• **Required task**: Leaving out the pictures, retype all the material exactly.

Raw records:

— Start —

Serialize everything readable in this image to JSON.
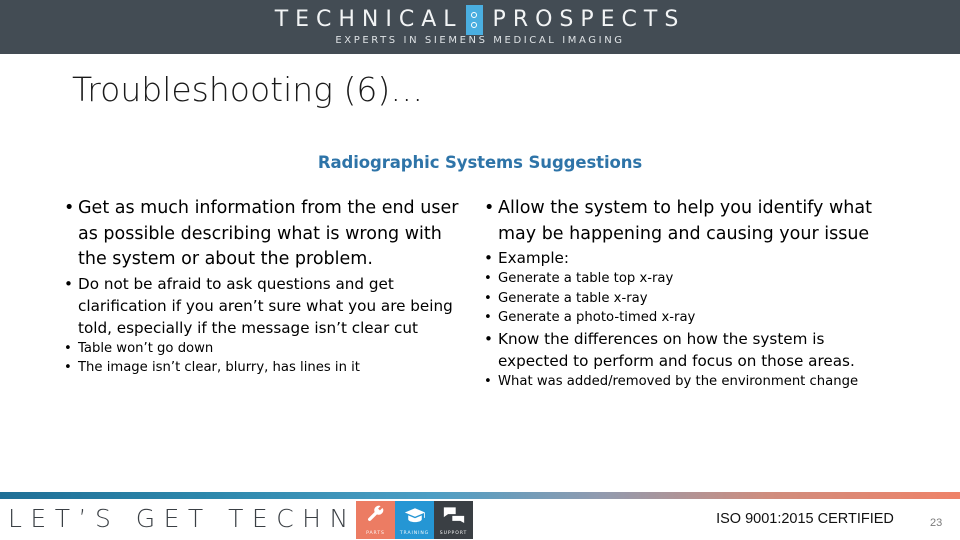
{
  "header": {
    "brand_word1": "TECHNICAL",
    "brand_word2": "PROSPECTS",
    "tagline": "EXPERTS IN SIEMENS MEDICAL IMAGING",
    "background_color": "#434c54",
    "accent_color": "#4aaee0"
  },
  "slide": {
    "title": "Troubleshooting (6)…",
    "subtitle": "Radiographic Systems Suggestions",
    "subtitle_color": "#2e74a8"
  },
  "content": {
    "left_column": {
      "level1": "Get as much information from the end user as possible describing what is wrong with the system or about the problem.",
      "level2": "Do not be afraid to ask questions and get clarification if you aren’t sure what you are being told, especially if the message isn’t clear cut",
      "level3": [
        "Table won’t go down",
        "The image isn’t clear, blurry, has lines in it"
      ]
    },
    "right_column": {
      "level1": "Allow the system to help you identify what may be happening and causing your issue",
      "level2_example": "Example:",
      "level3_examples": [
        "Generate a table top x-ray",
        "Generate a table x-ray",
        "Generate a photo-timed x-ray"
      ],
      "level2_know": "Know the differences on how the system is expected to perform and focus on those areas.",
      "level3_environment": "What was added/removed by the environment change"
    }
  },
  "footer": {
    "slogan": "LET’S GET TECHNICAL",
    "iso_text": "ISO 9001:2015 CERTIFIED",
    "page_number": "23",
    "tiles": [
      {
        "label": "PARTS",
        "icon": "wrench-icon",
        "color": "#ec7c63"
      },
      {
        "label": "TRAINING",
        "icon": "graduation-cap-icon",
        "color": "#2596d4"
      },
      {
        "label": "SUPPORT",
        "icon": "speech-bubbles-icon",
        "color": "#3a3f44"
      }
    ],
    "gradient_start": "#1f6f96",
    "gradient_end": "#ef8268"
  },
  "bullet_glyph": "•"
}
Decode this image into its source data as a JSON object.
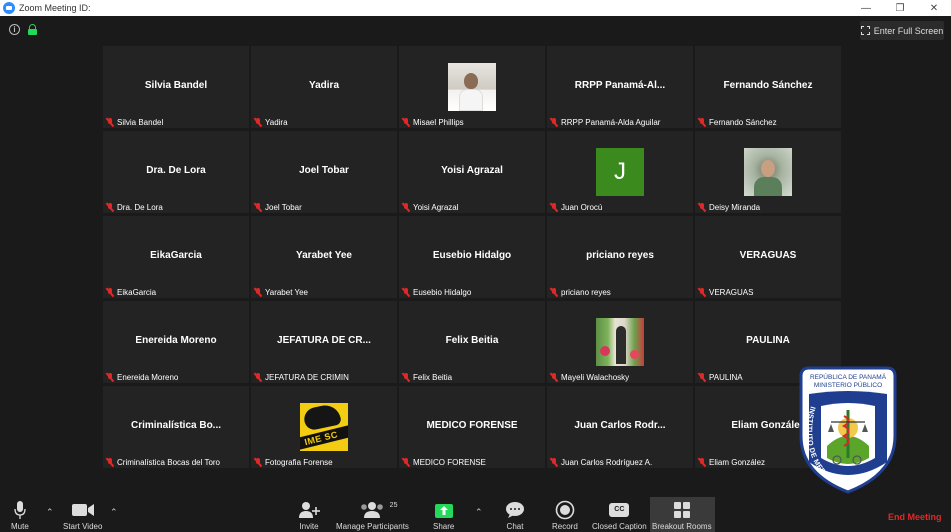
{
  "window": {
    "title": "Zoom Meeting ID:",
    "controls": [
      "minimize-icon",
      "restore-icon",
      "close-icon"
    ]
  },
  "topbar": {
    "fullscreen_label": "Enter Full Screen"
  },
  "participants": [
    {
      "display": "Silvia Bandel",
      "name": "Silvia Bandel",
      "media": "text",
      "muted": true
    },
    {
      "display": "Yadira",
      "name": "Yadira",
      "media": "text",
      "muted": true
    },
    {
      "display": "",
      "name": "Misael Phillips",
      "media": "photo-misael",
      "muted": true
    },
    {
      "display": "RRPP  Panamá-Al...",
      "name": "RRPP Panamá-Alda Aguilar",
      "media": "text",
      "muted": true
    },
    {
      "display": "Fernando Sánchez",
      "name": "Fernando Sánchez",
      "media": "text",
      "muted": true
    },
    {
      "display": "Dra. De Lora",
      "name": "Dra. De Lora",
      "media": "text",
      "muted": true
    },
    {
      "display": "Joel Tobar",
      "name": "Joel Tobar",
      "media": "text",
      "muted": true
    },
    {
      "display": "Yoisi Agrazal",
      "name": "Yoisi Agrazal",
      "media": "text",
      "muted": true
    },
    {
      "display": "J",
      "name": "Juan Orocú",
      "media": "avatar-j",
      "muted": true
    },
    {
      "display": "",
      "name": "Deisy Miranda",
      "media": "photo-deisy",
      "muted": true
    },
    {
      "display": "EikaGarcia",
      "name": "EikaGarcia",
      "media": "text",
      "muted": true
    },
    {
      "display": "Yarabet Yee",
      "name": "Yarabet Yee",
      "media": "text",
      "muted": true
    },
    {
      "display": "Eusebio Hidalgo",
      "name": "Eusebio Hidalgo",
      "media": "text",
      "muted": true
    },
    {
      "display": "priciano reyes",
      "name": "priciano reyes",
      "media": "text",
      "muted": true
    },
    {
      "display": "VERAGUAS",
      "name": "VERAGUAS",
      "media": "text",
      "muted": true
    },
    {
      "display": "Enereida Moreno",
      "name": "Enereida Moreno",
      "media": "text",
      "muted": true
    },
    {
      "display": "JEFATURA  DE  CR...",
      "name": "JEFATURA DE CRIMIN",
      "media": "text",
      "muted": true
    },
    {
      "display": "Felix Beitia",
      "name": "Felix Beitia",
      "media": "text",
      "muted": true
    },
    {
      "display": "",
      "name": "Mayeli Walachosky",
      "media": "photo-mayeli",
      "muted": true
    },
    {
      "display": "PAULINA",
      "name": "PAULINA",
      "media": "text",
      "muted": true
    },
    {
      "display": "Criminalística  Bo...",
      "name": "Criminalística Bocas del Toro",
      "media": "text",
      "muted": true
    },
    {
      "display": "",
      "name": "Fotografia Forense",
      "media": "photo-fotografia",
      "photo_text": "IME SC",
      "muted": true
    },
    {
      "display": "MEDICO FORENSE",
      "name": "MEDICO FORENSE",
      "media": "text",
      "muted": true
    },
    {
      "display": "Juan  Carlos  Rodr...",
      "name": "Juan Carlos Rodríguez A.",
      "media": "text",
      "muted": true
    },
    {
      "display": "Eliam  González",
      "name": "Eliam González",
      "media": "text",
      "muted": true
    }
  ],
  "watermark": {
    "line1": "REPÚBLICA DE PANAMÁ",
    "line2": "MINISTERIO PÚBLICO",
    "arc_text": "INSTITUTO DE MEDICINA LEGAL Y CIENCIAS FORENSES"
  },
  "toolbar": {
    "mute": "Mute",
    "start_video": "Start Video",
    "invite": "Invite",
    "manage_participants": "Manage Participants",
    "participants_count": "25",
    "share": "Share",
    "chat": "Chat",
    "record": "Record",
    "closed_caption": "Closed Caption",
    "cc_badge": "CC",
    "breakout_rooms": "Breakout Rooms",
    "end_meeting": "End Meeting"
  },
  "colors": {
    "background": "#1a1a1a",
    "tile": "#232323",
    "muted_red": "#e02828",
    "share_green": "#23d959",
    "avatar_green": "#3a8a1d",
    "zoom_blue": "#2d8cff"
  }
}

— End —

• **Exercise response**:
Serialize everything readable in this image to JSON.
{
  "header": {
    "brand_word1": "TECHNICAL",
    "brand_word2": "PROSPECTS",
    "tagline": "EXPERTS IN SIEMENS MEDICAL IMAGING",
    "background_color": "#434c54",
    "accent_color": "#4aaee0"
  },
  "slide": {
    "title": "Troubleshooting (6)…",
    "subtitle": "Radiographic Systems Suggestions",
    "subtitle_color": "#2e74a8"
  },
  "content": {
    "left_column": {
      "level1": "Get as much information from the end user as possible describing what is wrong with the system or about the problem.",
      "level2": "Do not be afraid to ask questions and get clarification if you aren’t sure what you are being told, especially if the message isn’t clear cut",
      "level3": [
        "Table won’t go down",
        "The image isn’t clear, blurry, has lines in it"
      ]
    },
    "right_column": {
      "level1": "Allow the system to help you identify what may be happening and causing your issue",
      "level2_example": "Example:",
      "level3_examples": [
        "Generate a table top x-ray",
        "Generate a table x-ray",
        "Generate a photo-timed x-ray"
      ],
      "level2_know": "Know the differences on how the system is expected to perform and focus on those areas.",
      "level3_environment": "What was added/removed by the environment change"
    }
  },
  "footer": {
    "slogan": "LET’S GET TECHNICAL",
    "iso_text": "ISO 9001:2015 CERTIFIED",
    "page_number": "23",
    "tiles": [
      {
        "label": "PARTS",
        "icon": "wrench-icon",
        "color": "#ec7c63"
      },
      {
        "label": "TRAINING",
        "icon": "graduation-cap-icon",
        "color": "#2596d4"
      },
      {
        "label": "SUPPORT",
        "icon": "speech-bubbles-icon",
        "color": "#3a3f44"
      }
    ],
    "gradient_start": "#1f6f96",
    "gradient_end": "#ef8268"
  },
  "bullet_glyph": "•"
}
Decode this image into its source data as a JSON object.
{
  "window": {
    "title": "Zoom Meeting ID:",
    "controls": [
      "minimize-icon",
      "restore-icon",
      "close-icon"
    ]
  },
  "topbar": {
    "fullscreen_label": "Enter Full Screen"
  },
  "participants": [
    {
      "display": "Silvia Bandel",
      "name": "Silvia Bandel",
      "media": "text",
      "muted": true
    },
    {
      "display": "Yadira",
      "name": "Yadira",
      "media": "text",
      "muted": true
    },
    {
      "display": "",
      "name": "Misael Phillips",
      "media": "photo-misael",
      "muted": true
    },
    {
      "display": "RRPP  Panamá-Al...",
      "name": "RRPP Panamá-Alda Aguilar",
      "media": "text",
      "muted": true
    },
    {
      "display": "Fernando Sánchez",
      "name": "Fernando Sánchez",
      "media": "text",
      "muted": true
    },
    {
      "display": "Dra. De Lora",
      "name": "Dra. De Lora",
      "media": "text",
      "muted": true
    },
    {
      "display": "Joel Tobar",
      "name": "Joel Tobar",
      "media": "text",
      "muted": true
    },
    {
      "display": "Yoisi Agrazal",
      "name": "Yoisi Agrazal",
      "media": "text",
      "muted": true
    },
    {
      "display": "J",
      "name": "Juan Orocú",
      "media": "avatar-j",
      "muted": true
    },
    {
      "display": "",
      "name": "Deisy Miranda",
      "media": "photo-deisy",
      "muted": true
    },
    {
      "display": "EikaGarcia",
      "name": "EikaGarcia",
      "media": "text",
      "muted": true
    },
    {
      "display": "Yarabet Yee",
      "name": "Yarabet Yee",
      "media": "text",
      "muted": true
    },
    {
      "display": "Eusebio Hidalgo",
      "name": "Eusebio Hidalgo",
      "media": "text",
      "muted": true
    },
    {
      "display": "priciano reyes",
      "name": "priciano reyes",
      "media": "text",
      "muted": true
    },
    {
      "display": "VERAGUAS",
      "name": "VERAGUAS",
      "media": "text",
      "muted": true
    },
    {
      "display": "Enereida Moreno",
      "name": "Enereida Moreno",
      "media": "text",
      "muted": true
    },
    {
      "display": "JEFATURA  DE  CR...",
      "name": "JEFATURA DE CRIMIN",
      "media": "text",
      "muted": true
    },
    {
      "display": "Felix Beitia",
      "name": "Felix Beitia",
      "media": "text",
      "muted": true
    },
    {
      "display": "",
      "name": "Mayeli Walachosky",
      "media": "photo-mayeli",
      "muted": true
    },
    {
      "display": "PAULINA",
      "name": "PAULINA",
      "media": "text",
      "muted": true
    },
    {
      "display": "Criminalística  Bo...",
      "name": "Criminalística Bocas del Toro",
      "media": "text",
      "muted": true
    },
    {
      "display": "",
      "name": "Fotografia Forense",
      "media": "photo-fotografia",
      "photo_text": "IME SC",
      "muted": true
    },
    {
      "display": "MEDICO FORENSE",
      "name": "MEDICO FORENSE",
      "media": "text",
      "muted": true
    },
    {
      "display": "Juan  Carlos  Rodr...",
      "name": "Juan Carlos Rodríguez A.",
      "media": "text",
      "muted": true
    },
    {
      "display": "Eliam  González",
      "name": "Eliam González",
      "media": "text",
      "muted": true
    }
  ],
  "watermark": {
    "line1": "REPÚBLICA DE PANAMÁ",
    "line2": "MINISTERIO PÚBLICO",
    "arc_text": "INSTITUTO DE MEDICINA LEGAL Y CIENCIAS FORENSES"
  },
  "toolbar": {
    "mute": "Mute",
    "start_video": "Start Video",
    "invite": "Invite",
    "manage_participants": "Manage Participants",
    "participants_count": "25",
    "share": "Share",
    "chat": "Chat",
    "record": "Record",
    "closed_caption": "Closed Caption",
    "cc_badge": "CC",
    "breakout_rooms": "Breakout Rooms",
    "end_meeting": "End Meeting"
  },
  "colors": {
    "background": "#1a1a1a",
    "tile": "#232323",
    "muted_red": "#e02828",
    "share_green": "#23d959",
    "avatar_green": "#3a8a1d",
    "zoom_blue": "#2d8cff"
  }
}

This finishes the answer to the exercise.